Begin MATERIAL SUPPLIED

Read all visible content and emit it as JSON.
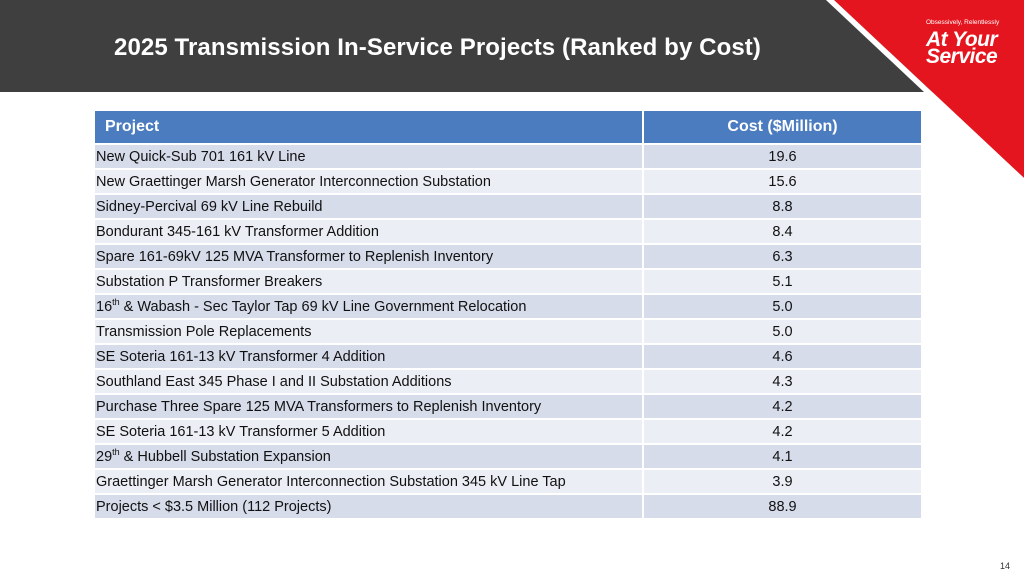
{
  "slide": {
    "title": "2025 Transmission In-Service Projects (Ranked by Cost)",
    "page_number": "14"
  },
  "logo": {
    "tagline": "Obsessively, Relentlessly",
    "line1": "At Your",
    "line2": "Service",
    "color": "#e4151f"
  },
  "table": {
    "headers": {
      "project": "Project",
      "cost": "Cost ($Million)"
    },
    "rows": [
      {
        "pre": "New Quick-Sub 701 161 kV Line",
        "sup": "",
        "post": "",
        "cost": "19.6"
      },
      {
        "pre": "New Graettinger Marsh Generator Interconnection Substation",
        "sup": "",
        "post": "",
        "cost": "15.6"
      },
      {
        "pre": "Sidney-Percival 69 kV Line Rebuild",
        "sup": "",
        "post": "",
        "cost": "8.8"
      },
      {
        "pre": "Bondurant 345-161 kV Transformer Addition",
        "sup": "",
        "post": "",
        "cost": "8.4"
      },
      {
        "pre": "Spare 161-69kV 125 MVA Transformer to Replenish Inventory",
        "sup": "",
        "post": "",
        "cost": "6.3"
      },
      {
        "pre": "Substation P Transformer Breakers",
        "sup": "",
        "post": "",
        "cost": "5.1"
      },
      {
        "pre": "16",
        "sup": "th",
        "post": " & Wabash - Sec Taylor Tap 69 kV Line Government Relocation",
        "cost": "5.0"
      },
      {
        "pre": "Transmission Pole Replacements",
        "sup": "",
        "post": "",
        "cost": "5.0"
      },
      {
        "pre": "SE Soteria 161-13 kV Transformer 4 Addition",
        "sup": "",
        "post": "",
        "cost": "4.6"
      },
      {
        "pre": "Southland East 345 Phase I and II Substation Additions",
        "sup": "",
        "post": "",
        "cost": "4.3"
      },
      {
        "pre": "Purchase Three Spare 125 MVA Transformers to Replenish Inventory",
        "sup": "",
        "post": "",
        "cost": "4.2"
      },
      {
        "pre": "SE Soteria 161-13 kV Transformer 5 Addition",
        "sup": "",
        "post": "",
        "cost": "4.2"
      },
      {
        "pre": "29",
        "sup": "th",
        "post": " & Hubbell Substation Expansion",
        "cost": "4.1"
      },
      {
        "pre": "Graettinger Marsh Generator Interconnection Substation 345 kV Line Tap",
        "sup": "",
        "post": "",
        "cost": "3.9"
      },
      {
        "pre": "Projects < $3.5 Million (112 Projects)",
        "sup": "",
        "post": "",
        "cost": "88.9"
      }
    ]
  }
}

End MATERIAL SUPPLIED
Begin MATERIAL SUPPLIED

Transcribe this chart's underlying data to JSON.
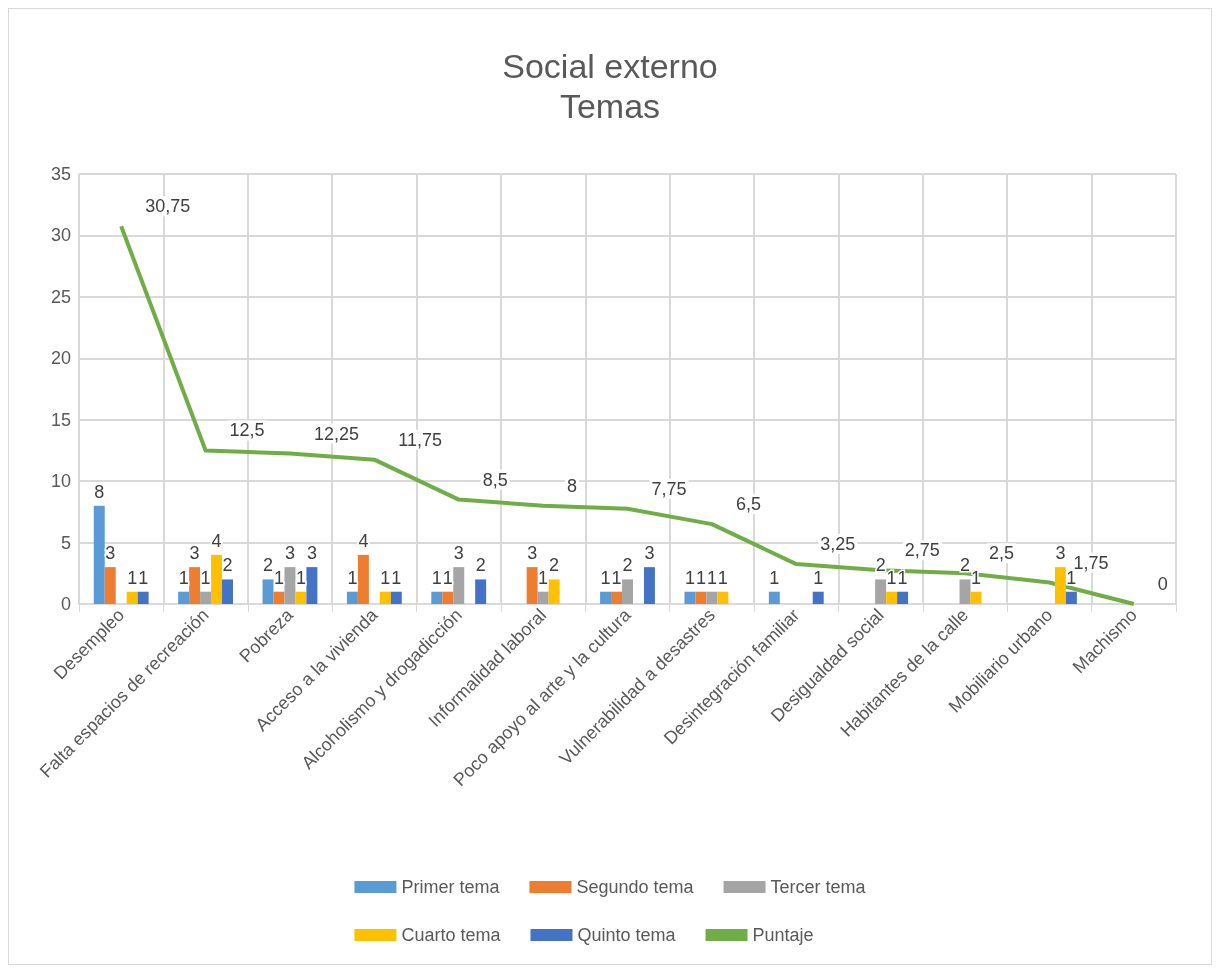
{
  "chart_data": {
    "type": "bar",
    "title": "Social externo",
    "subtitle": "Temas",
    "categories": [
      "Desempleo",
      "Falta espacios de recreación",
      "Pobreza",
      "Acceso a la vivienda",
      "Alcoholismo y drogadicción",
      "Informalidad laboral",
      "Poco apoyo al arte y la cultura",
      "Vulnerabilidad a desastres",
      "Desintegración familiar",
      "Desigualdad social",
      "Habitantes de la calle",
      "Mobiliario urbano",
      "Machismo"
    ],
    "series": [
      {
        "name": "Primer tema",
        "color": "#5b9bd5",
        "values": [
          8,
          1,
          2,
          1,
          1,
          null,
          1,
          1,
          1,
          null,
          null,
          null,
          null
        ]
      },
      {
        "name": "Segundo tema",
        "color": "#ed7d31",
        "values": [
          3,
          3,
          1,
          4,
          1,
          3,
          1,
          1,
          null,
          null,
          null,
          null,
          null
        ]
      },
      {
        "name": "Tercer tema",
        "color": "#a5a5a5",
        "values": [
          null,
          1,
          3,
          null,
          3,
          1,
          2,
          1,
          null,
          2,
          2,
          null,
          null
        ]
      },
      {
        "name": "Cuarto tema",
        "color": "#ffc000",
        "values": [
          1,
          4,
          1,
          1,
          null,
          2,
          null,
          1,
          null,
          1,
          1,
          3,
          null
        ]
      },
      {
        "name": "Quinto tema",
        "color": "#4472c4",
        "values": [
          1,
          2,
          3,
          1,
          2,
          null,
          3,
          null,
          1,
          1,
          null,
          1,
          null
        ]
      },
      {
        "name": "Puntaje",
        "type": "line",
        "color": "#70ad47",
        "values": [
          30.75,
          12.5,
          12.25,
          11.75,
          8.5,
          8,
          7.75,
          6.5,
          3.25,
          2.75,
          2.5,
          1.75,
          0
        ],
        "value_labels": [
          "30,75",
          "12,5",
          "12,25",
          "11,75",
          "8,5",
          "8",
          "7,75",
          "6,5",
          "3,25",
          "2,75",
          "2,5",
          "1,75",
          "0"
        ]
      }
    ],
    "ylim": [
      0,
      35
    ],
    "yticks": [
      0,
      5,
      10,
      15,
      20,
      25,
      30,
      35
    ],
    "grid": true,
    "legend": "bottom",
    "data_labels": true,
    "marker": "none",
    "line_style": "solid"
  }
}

End MATERIAL SUPPLIED

* [AIM OF THE TASK] Gather, from the listing above, every line carrying the word "Substation".

* [REPLY TO THE EXERCISE]
        "pre": "New Graettinger Marsh Generator Interconnection Substation",
        "pre": "Substation P Transformer Breakers",
        "pre": "Southland East 345 Phase I and II Substation Additions",
        "post": " & Hubbell Substation Expansion",
        "pre": "Graettinger Marsh Generator Interconnection Substation 345 kV Line Tap",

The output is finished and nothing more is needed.